### To be done
Word for word, give the material below again, minus any images.

[Recorded data]

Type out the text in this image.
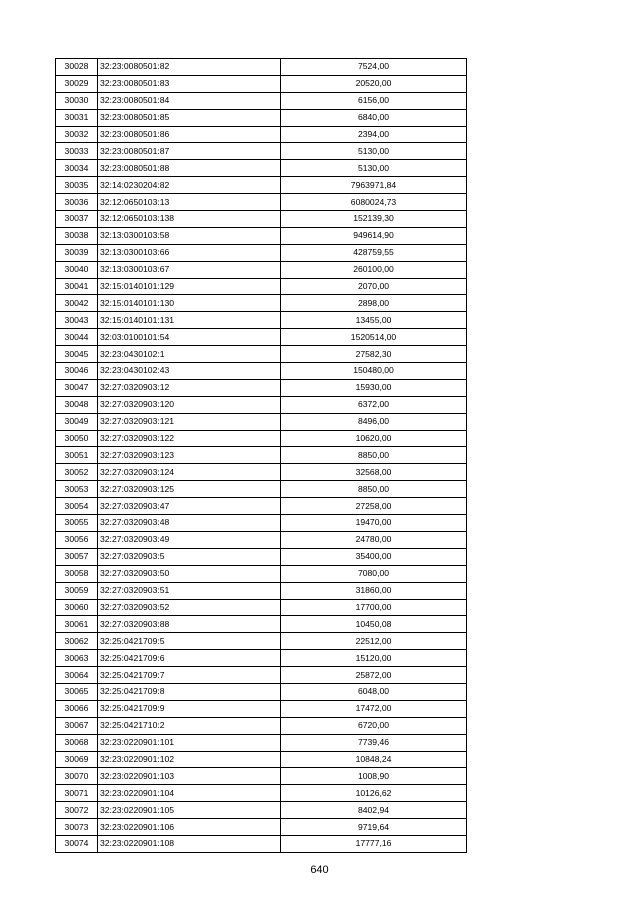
30028	32:23:0080501:82	7524,00
30029	32:23:0080501:83	20520,00
30030	32:23:0080501:84	6156,00
30031	32:23:0080501:85	6840,00
30032	32:23:0080501:86	2394,00
30033	32:23:0080501:87	5130,00
30034	32:23:0080501:88	5130,00
30035	32:14:0230204:82	7963971,84
30036	32:12:0650103:13	6080024,73
30037	32:12:0650103:138	152139,30
30038	32:13:0300103:58	949614,90
30039	32:13:0300103:66	428759,55
30040	32:13:0300103:67	260100,00
30041	32:15:0140101:129	2070,00
30042	32:15:0140101:130	2898,00
30043	32:15:0140101:131	13455,00
30044	32:03:0100101:54	1520514,00
30045	32:23:0430102:1	27582,30
30046	32:23:0430102:43	150480,00
30047	32:27:0320903:12	15930,00
30048	32:27:0320903:120	6372,00
30049	32:27:0320903:121	8496,00
30050	32:27:0320903:122	10620,00
30051	32:27:0320903:123	8850,00
30052	32:27:0320903:124	32568,00
30053	32:27:0320903:125	8850,00
30054	32:27:0320903:47	27258,00
30055	32:27:0320903:48	19470,00
30056	32:27:0320903:49	24780,00
30057	32:27:0320903:5	35400,00
30058	32:27:0320903:50	7080,00
30059	32:27:0320903:51	31860,00
30060	32:27:0320903:52	17700,00
30061	32:27:0320903:88	10450,08
30062	32:25:0421709:5	22512,00
30063	32:25:0421709:6	15120,00
30064	32:25:0421709:7	25872,00
30065	32:25:0421709:8	6048,00
30066	32:25:0421709:9	17472,00
30067	32:25:0421710:2	6720,00
30068	32:23:0220901:101	7739,46
30069	32:23:0220901:102	10848,24
30070	32:23:0220901:103	1008,90
30071	32:23:0220901:104	10126,62
30072	32:23:0220901:105	8402,94
30073	32:23:0220901:106	9719,64
30074	32:23:0220901:108	17777,16
640
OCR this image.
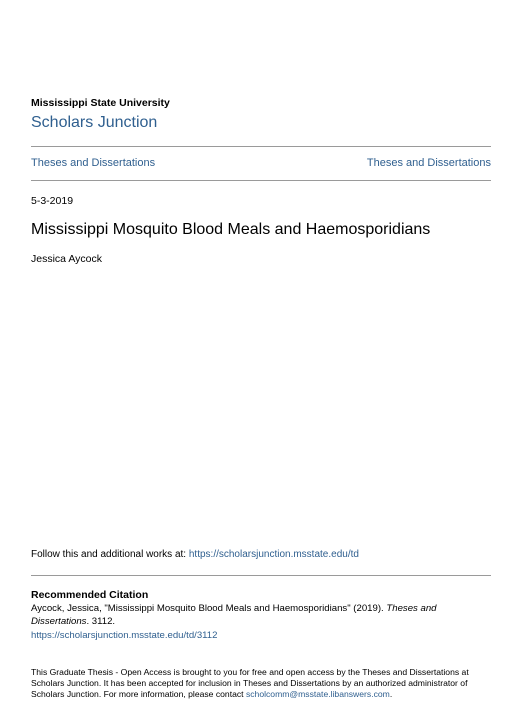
Mississippi State University
Scholars Junction
Theses and Dissertations	Theses and Dissertations
5-3-2019
Mississippi Mosquito Blood Meals and Haemosporidians
Jessica Aycock
Follow this and additional works at: https://scholarsjunction.msstate.edu/td
Recommended Citation
Aycock, Jessica, "Mississippi Mosquito Blood Meals and Haemosporidians" (2019). Theses and
Dissertations. 3112.
https://scholarsjunction.msstate.edu/td/3112
This Graduate Thesis - Open Access is brought to you for free and open access by the Theses and Dissertations at
Scholars Junction. It has been accepted for inclusion in Theses and Dissertations by an authorized administrator of
Scholars Junction. For more information, please contact scholcomm@msstate.libanswers.com.
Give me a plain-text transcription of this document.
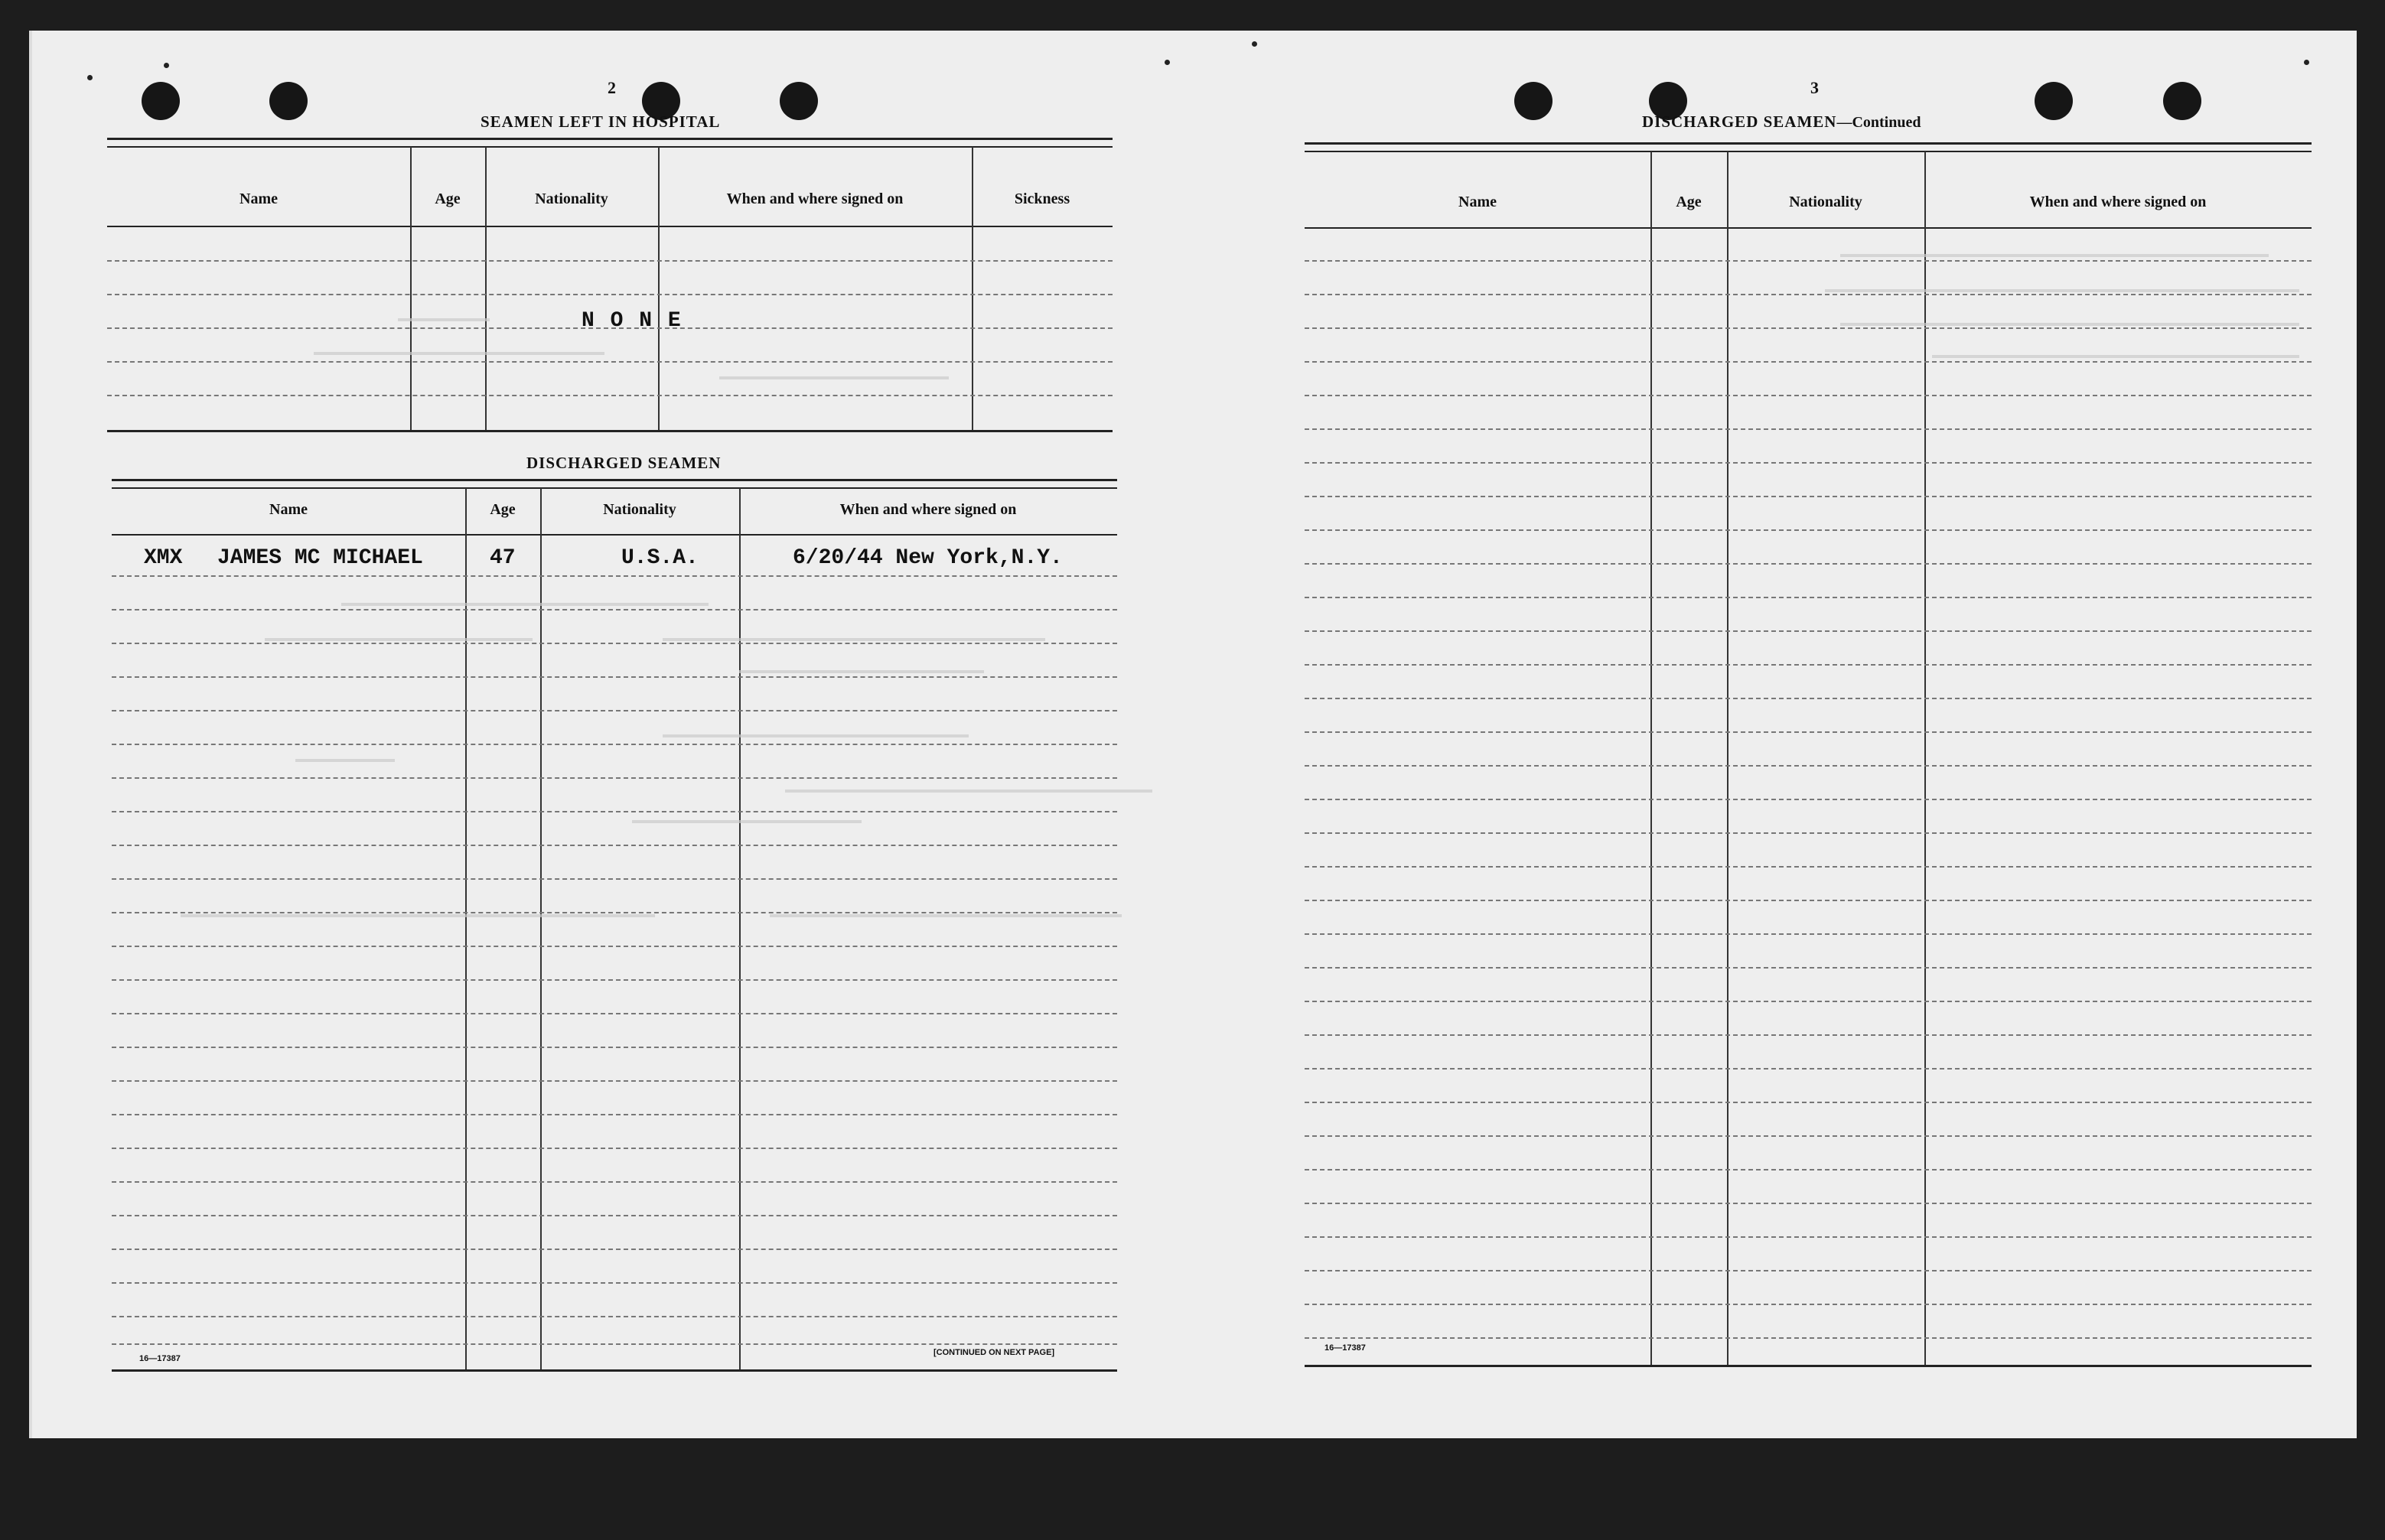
2
SEAMEN LEFT IN HOSPITAL
Name	Age	Nationality	When and where signed on	Sickness
N O N E
DISCHARGED SEAMEN
Name	Age	Nationality	When and where signed on
XMX JAMES MC MICHAEL	47	U.S.A.	6/20/44 New York,N.Y.
16—17387
[CONTINUED ON NEXT PAGE]
3
DISCHARGED SEAMEN—Continued
Name	Age	Nationality	When and where signed on
16—17387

### Output
Type out the text in this image.
30028	32:23:0080501:82	7524,00
30029	32:23:0080501:83	20520,00
30030	32:23:0080501:84	6156,00
30031	32:23:0080501:85	6840,00
30032	32:23:0080501:86	2394,00
30033	32:23:0080501:87	5130,00
30034	32:23:0080501:88	5130,00
30035	32:14:0230204:82	7963971,84
30036	32:12:0650103:13	6080024,73
30037	32:12:0650103:138	152139,30
30038	32:13:0300103:58	949614,90
30039	32:13:0300103:66	428759,55
30040	32:13:0300103:67	260100,00
30041	32:15:0140101:129	2070,00
30042	32:15:0140101:130	2898,00
30043	32:15:0140101:131	13455,00
30044	32:03:0100101:54	1520514,00
30045	32:23:0430102:1	27582,30
30046	32:23:0430102:43	150480,00
30047	32:27:0320903:12	15930,00
30048	32:27:0320903:120	6372,00
30049	32:27:0320903:121	8496,00
30050	32:27:0320903:122	10620,00
30051	32:27:0320903:123	8850,00
30052	32:27:0320903:124	32568,00
30053	32:27:0320903:125	8850,00
30054	32:27:0320903:47	27258,00
30055	32:27:0320903:48	19470,00
30056	32:27:0320903:49	24780,00
30057	32:27:0320903:5	35400,00
30058	32:27:0320903:50	7080,00
30059	32:27:0320903:51	31860,00
30060	32:27:0320903:52	17700,00
30061	32:27:0320903:88	10450,08
30062	32:25:0421709:5	22512,00
30063	32:25:0421709:6	15120,00
30064	32:25:0421709:7	25872,00
30065	32:25:0421709:8	6048,00
30066	32:25:0421709:9	17472,00
30067	32:25:0421710:2	6720,00
30068	32:23:0220901:101	7739,46
30069	32:23:0220901:102	10848,24
30070	32:23:0220901:103	1008,90
30071	32:23:0220901:104	10126,62
30072	32:23:0220901:105	8402,94
30073	32:23:0220901:106	9719,64
30074	32:23:0220901:108	17777,16
640
OCR this image.
Mississippi State University
Scholars Junction
Theses and Dissertations	Theses and Dissertations
5-3-2019
Mississippi Mosquito Blood Meals and Haemosporidians
Jessica Aycock
Follow this and additional works at: https://scholarsjunction.msstate.edu/td
Recommended Citation
Aycock, Jessica, "Mississippi Mosquito Blood Meals and Haemosporidians" (2019). Theses and
Dissertations. 3112.
https://scholarsjunction.msstate.edu/td/3112
This Graduate Thesis - Open Access is brought to you for free and open access by the Theses and Dissertations at
Scholars Junction. It has been accepted for inclusion in Theses and Dissertations by an authorized administrator of
Scholars Junction. For more information, please contact scholcomm@msstate.libanswers.com.
Give me a plain-text transcription of this document.
2
SEAMEN LEFT IN HOSPITAL
Name	Age	Nationality	When and where signed on	Sickness
N O N E
DISCHARGED SEAMEN
Name	Age	Nationality	When and where signed on
XMX JAMES MC MICHAEL	47	U.S.A.	6/20/44 New York,N.Y.
16—17387
[CONTINUED ON NEXT PAGE]
3
DISCHARGED SEAMEN—Continued
Name	Age	Nationality	When and where signed on
16—17387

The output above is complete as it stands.